◆ Work to be completed
Scan the entries below and extract each line with the word "circle" in it.

◆ Provided material
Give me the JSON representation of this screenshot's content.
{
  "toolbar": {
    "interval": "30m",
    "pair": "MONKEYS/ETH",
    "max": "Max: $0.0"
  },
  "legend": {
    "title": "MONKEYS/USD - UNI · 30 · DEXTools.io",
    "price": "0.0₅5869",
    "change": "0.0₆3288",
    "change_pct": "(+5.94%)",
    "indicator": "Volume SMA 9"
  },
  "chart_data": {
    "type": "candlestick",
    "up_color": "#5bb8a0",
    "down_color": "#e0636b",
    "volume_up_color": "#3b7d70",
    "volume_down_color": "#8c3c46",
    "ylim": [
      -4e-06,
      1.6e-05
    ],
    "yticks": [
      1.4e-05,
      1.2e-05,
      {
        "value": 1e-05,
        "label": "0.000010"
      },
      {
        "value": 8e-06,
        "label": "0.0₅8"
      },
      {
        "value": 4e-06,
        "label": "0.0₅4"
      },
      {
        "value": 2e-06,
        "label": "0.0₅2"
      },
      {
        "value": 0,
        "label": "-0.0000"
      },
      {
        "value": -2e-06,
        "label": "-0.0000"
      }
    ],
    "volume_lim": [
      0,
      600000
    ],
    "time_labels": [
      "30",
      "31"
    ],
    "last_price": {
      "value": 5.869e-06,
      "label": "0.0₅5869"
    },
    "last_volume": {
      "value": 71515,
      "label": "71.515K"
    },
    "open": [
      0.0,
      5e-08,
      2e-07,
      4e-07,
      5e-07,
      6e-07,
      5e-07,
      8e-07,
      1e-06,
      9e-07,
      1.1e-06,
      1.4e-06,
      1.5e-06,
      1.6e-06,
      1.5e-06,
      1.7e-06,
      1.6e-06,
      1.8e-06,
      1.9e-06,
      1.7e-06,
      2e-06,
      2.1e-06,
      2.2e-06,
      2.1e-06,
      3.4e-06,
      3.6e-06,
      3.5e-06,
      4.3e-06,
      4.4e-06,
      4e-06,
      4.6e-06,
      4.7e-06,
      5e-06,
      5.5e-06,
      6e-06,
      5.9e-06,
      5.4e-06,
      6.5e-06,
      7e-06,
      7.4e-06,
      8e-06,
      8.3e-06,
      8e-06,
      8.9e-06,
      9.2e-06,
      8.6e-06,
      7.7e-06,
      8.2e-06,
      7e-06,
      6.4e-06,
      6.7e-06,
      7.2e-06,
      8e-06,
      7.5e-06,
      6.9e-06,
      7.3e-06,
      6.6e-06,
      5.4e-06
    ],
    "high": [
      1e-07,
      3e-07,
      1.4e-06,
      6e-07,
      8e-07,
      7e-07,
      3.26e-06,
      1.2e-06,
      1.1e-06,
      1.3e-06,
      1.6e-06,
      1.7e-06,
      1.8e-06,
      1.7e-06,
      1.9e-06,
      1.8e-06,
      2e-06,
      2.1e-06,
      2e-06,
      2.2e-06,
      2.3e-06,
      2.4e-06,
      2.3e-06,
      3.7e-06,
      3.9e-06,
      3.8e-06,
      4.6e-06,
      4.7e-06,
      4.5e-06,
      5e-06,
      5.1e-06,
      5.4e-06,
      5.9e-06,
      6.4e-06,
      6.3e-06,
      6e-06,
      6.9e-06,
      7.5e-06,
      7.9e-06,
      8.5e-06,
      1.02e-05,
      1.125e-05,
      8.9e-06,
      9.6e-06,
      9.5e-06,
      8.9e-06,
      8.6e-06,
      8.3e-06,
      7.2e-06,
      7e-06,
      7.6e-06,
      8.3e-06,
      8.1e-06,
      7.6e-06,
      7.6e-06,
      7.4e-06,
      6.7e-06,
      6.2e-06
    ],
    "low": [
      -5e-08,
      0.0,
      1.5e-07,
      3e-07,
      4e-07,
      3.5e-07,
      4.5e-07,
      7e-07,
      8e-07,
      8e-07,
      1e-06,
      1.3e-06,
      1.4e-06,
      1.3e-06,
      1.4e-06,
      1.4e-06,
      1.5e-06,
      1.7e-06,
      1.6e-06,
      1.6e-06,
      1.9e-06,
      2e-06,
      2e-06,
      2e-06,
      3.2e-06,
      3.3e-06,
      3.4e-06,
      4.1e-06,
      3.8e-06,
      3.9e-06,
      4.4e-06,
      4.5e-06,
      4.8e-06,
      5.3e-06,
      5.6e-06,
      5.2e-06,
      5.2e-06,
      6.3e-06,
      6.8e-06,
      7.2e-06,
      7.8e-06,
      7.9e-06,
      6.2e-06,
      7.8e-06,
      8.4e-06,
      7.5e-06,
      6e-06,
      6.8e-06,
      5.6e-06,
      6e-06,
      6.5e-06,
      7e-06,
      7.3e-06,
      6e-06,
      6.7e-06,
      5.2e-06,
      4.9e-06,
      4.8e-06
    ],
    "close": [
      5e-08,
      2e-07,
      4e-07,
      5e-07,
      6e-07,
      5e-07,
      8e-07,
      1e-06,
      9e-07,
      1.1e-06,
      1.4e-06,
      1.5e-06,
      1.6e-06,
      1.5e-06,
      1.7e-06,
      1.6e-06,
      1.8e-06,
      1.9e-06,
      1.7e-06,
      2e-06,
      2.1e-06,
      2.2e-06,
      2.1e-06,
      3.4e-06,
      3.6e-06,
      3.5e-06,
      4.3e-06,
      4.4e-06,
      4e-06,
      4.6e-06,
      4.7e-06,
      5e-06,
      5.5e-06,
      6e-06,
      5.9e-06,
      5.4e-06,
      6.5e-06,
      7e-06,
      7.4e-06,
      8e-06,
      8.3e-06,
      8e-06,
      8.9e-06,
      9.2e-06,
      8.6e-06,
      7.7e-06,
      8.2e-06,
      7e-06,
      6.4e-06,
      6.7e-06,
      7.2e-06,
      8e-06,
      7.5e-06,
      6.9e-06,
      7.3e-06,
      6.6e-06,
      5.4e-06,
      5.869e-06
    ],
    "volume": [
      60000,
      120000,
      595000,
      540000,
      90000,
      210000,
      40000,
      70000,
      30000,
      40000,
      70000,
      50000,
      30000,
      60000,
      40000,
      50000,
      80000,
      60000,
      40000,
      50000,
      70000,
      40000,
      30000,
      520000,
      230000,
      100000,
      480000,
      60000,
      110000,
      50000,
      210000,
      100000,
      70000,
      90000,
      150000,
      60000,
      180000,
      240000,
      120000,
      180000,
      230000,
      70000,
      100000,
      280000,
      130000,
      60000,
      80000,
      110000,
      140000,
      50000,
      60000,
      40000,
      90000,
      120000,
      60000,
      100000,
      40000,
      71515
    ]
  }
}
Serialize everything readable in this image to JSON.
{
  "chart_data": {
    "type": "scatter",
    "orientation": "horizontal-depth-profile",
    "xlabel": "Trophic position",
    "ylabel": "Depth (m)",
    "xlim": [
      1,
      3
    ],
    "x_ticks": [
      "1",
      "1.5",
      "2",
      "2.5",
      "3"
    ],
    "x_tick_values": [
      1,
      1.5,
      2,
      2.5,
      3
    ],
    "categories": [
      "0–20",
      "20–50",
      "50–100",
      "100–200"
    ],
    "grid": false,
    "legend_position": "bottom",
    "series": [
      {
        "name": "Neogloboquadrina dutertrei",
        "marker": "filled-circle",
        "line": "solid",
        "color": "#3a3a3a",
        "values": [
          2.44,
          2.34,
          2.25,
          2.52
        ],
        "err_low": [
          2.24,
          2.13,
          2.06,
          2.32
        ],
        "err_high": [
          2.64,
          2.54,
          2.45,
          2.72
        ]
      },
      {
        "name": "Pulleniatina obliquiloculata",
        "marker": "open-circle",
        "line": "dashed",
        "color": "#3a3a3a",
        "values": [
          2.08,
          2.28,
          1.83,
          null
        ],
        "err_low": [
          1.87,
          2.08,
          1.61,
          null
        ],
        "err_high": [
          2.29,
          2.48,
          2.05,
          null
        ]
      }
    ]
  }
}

◆ Result
        "marker": "filled-circle",
        "marker": "open-circle",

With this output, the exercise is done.